BEGIN MATERIAL SUPPLIED
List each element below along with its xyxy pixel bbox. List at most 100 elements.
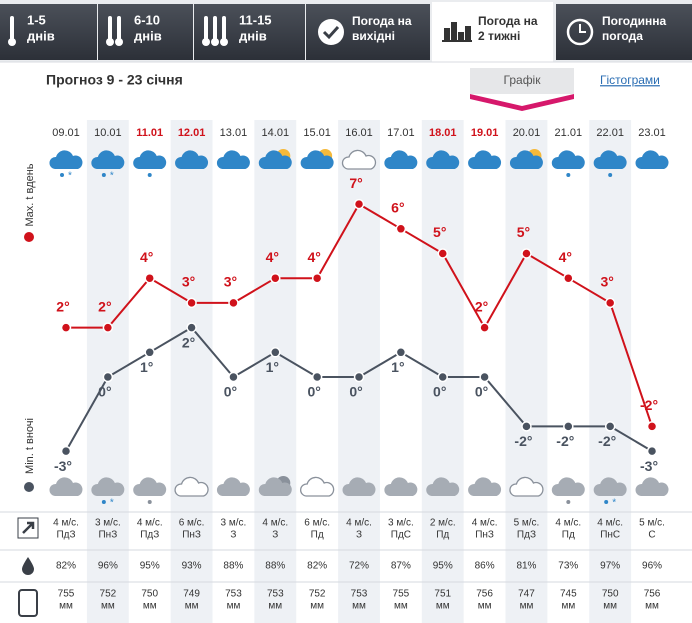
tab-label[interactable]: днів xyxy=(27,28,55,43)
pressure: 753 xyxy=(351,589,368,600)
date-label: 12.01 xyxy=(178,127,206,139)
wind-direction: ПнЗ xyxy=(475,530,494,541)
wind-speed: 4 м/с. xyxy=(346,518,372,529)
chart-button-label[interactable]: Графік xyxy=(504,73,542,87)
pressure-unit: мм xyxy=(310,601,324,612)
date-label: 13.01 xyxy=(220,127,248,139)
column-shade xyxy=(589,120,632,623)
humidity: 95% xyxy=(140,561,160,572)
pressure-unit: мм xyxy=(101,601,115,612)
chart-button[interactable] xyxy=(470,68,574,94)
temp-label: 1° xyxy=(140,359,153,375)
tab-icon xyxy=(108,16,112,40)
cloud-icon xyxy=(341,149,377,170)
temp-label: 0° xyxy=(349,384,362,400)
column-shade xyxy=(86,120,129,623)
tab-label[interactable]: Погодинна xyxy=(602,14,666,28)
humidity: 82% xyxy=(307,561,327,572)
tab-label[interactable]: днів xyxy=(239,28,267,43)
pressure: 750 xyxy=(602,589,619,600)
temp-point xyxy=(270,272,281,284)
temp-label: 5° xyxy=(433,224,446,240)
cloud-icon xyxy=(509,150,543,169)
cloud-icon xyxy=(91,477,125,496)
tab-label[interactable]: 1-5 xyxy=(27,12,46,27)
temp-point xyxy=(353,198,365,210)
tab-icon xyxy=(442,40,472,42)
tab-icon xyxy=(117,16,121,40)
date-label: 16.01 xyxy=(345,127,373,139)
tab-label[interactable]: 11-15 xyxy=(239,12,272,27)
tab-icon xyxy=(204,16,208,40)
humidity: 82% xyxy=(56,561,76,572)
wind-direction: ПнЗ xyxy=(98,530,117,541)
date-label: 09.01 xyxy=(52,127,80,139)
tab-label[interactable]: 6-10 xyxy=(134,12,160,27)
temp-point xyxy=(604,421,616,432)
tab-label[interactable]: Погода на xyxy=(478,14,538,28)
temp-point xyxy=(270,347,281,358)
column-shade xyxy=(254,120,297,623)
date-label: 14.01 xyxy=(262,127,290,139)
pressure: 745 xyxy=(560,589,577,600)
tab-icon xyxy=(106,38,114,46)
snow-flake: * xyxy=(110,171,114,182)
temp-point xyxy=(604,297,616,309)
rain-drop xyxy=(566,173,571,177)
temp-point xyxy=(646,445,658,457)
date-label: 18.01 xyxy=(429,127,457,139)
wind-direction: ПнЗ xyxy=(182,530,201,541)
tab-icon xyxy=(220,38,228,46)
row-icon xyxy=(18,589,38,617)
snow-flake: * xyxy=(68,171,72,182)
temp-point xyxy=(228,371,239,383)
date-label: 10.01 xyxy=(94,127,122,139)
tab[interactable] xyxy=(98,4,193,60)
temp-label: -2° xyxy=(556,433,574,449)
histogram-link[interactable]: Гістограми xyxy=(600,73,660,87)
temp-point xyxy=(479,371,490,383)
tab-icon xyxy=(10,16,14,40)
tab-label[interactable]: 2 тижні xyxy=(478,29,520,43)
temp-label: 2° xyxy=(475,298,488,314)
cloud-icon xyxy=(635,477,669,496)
END MATERIAL SUPPLIED
SET PROBLEM:
Copy out the records from the line with "tab-label[interactable]: днів xyxy=(27,28,55,43)" to the line with "temp-label: 1° xyxy=(140,359,153,375)", leaving every line unchanged.

RESULT OF THIS TASK:
tab-label[interactable]: днів xyxy=(27,28,55,43)
pressure: 753 xyxy=(351,589,368,600)
date-label: 12.01 xyxy=(178,127,206,139)
wind-direction: ПнЗ xyxy=(475,530,494,541)
wind-speed: 4 м/с. xyxy=(346,518,372,529)
chart-button-label[interactable]: Графік xyxy=(504,73,542,87)
pressure-unit: мм xyxy=(310,601,324,612)
date-label: 13.01 xyxy=(220,127,248,139)
column-shade xyxy=(589,120,632,623)
humidity: 95% xyxy=(140,561,160,572)
pressure-unit: мм xyxy=(101,601,115,612)
chart-button[interactable] xyxy=(470,68,574,94)
temp-label: 1° xyxy=(140,359,153,375)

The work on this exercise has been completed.